## START
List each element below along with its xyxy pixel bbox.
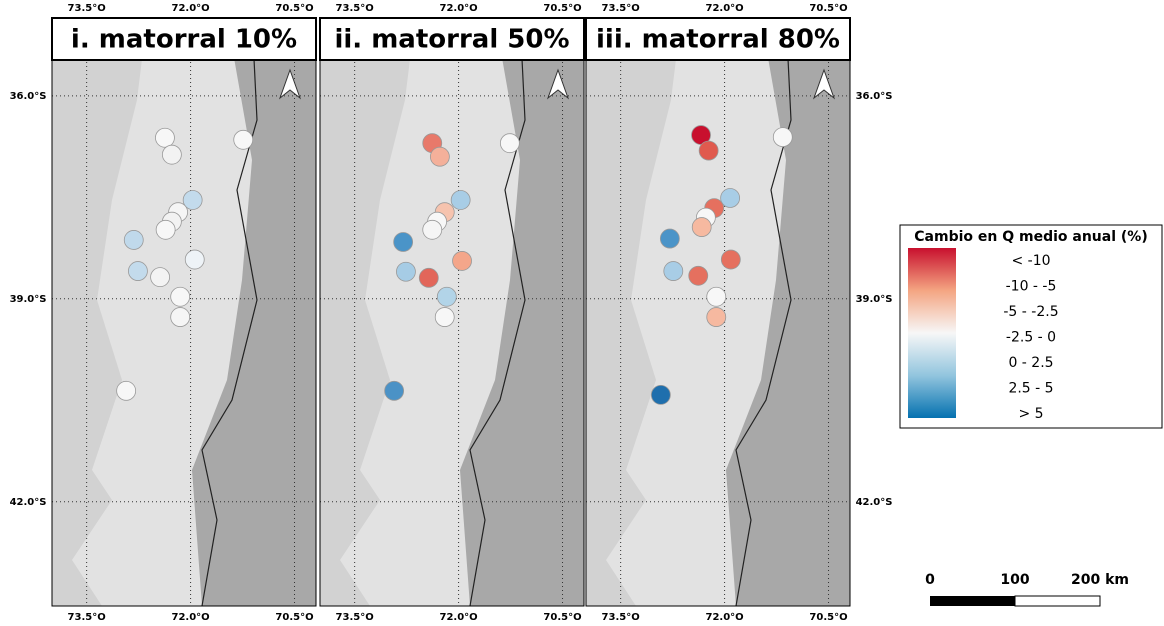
legend-colorbar bbox=[908, 248, 956, 418]
scale-label: 0 bbox=[925, 572, 935, 588]
legend-label: -10 - -5 bbox=[1006, 279, 1057, 295]
station bbox=[171, 308, 190, 327]
scale-bar-white bbox=[1015, 596, 1100, 606]
station bbox=[394, 232, 413, 251]
map-panel: ii. matorral 50% bbox=[320, 18, 584, 606]
station bbox=[156, 220, 175, 239]
station bbox=[689, 266, 708, 285]
station bbox=[124, 230, 143, 249]
scale-label: 200 km bbox=[1071, 572, 1129, 588]
lon-tick-label: 72.0°O bbox=[171, 3, 209, 14]
lon-tick-label: 70.5°O bbox=[543, 3, 581, 14]
lon-tick-label: 70.5°O bbox=[809, 612, 847, 623]
station bbox=[699, 141, 718, 160]
lon-tick-label: 72.0°O bbox=[705, 3, 743, 14]
station bbox=[151, 268, 170, 287]
station bbox=[385, 381, 404, 400]
station bbox=[117, 381, 136, 400]
station bbox=[451, 191, 470, 210]
station bbox=[128, 262, 147, 281]
lon-tick-label: 73.5°O bbox=[68, 3, 106, 14]
station bbox=[171, 287, 190, 306]
station bbox=[707, 287, 726, 306]
lon-tick-label: 72.0°O bbox=[171, 612, 209, 623]
station bbox=[664, 262, 683, 281]
station bbox=[453, 251, 472, 270]
map-panel: i. matorral 10% bbox=[52, 18, 316, 606]
lat-tick-label: 36.0°S bbox=[856, 91, 893, 102]
station bbox=[500, 134, 519, 153]
station bbox=[651, 385, 670, 404]
lon-tick-label: 70.5°O bbox=[275, 612, 313, 623]
station bbox=[435, 308, 454, 327]
station bbox=[660, 229, 679, 248]
lon-tick-label: 70.5°O bbox=[275, 3, 313, 14]
scale-label: 100 bbox=[1000, 572, 1029, 588]
lon-tick-label: 70.5°O bbox=[543, 612, 581, 623]
legend-label: < -10 bbox=[1011, 253, 1050, 269]
legend-label: > 5 bbox=[1018, 406, 1043, 422]
station bbox=[162, 145, 181, 164]
station bbox=[419, 268, 438, 287]
lat-tick-label: 36.0°S bbox=[10, 91, 47, 102]
station bbox=[155, 128, 174, 147]
panel-title: iii. matorral 80% bbox=[596, 25, 840, 55]
station bbox=[773, 128, 792, 147]
station bbox=[423, 220, 442, 239]
station bbox=[692, 218, 711, 237]
station bbox=[185, 250, 204, 269]
panel-title: ii. matorral 50% bbox=[334, 25, 569, 55]
figure: Cambio en Q medio anual (%) < -10 -10 - -… bbox=[0, 0, 1164, 626]
lat-tick-label: 42.0°S bbox=[856, 497, 893, 508]
legend-title: Cambio en Q medio anual (%) bbox=[914, 229, 1147, 245]
legend-label: 0 - 2.5 bbox=[1008, 355, 1053, 371]
lon-tick-label: 72.0°O bbox=[439, 3, 477, 14]
lon-tick-label: 73.5°O bbox=[68, 612, 106, 623]
station bbox=[234, 130, 253, 149]
station bbox=[430, 147, 449, 166]
legend-label: 2.5 - 5 bbox=[1008, 381, 1053, 397]
map-panel: iii. matorral 80% bbox=[586, 18, 850, 606]
lat-tick-label: 39.0°S bbox=[10, 294, 47, 305]
lon-tick-label: 72.0°O bbox=[439, 612, 477, 623]
lat-tick-label: 39.0°S bbox=[856, 294, 893, 305]
lat-tick-label: 42.0°S bbox=[10, 497, 47, 508]
station bbox=[437, 287, 456, 306]
lon-tick-label: 73.5°O bbox=[602, 3, 640, 14]
legend-label: -5 - -2.5 bbox=[1003, 304, 1058, 320]
scale-bar-black bbox=[930, 596, 1015, 606]
legend-label: -2.5 - 0 bbox=[1006, 330, 1056, 346]
lon-tick-label: 73.5°O bbox=[336, 612, 374, 623]
lon-tick-label: 70.5°O bbox=[809, 3, 847, 14]
lon-tick-label: 72.0°O bbox=[705, 612, 743, 623]
panel-title: i. matorral 10% bbox=[71, 25, 297, 55]
lon-tick-label: 73.5°O bbox=[602, 612, 640, 623]
station bbox=[396, 262, 415, 281]
station bbox=[721, 250, 740, 269]
station bbox=[721, 188, 740, 207]
station bbox=[707, 308, 726, 327]
lon-tick-label: 73.5°O bbox=[336, 3, 374, 14]
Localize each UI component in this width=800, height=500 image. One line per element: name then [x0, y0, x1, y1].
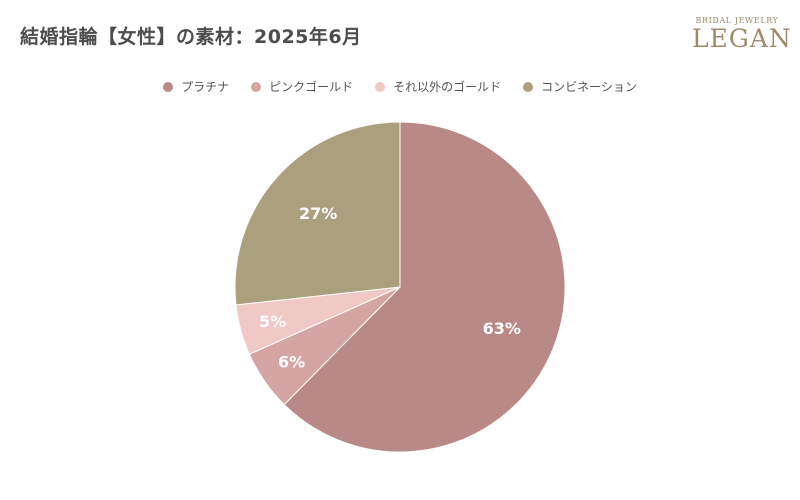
- slice-label-3: 27%: [299, 204, 337, 223]
- logo-tagline: BRIDAL JEWELRY: [695, 16, 779, 25]
- legend-item-other-gold: それ以外のゴールド: [375, 78, 501, 95]
- legend-label: プラチナ: [181, 80, 230, 94]
- legend-label: それ以外のゴールド: [393, 80, 502, 94]
- legend-swatch: [375, 81, 386, 92]
- legend-label: コンビネーション: [541, 80, 637, 94]
- legend-label: ピンクゴールド: [269, 80, 354, 94]
- legend-item-pink-gold: ピンクゴールド: [251, 78, 353, 95]
- legend-item-platinum: プラチナ: [163, 78, 229, 95]
- chart-legend: プラチナ ピンクゴールド それ以外のゴールド コンビネーション: [0, 78, 800, 95]
- legend-item-combination: コンビネーション: [523, 78, 637, 95]
- slice-label-1: 6%: [278, 353, 305, 372]
- legend-swatch: [251, 81, 262, 92]
- pie-slice-3: [234, 121, 401, 306]
- slice-label-0: 63%: [483, 319, 521, 338]
- chart-title: 結婚指輪【女性】の素材：2025年6月: [20, 26, 362, 48]
- legend-swatch: [523, 81, 534, 92]
- pie-slice-0: [283, 121, 566, 453]
- logo-wordmark: LEGAN: [692, 24, 792, 53]
- legend-swatch: [163, 81, 174, 92]
- slice-label-2: 5%: [259, 312, 286, 331]
- brand-logo: BRIDAL JEWELRY LEGAN: [692, 14, 792, 56]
## END
• [To do] How many lines in the entries above contain the string "プラチナ"? Reply with the number alone.

• [Result of the exercise] 3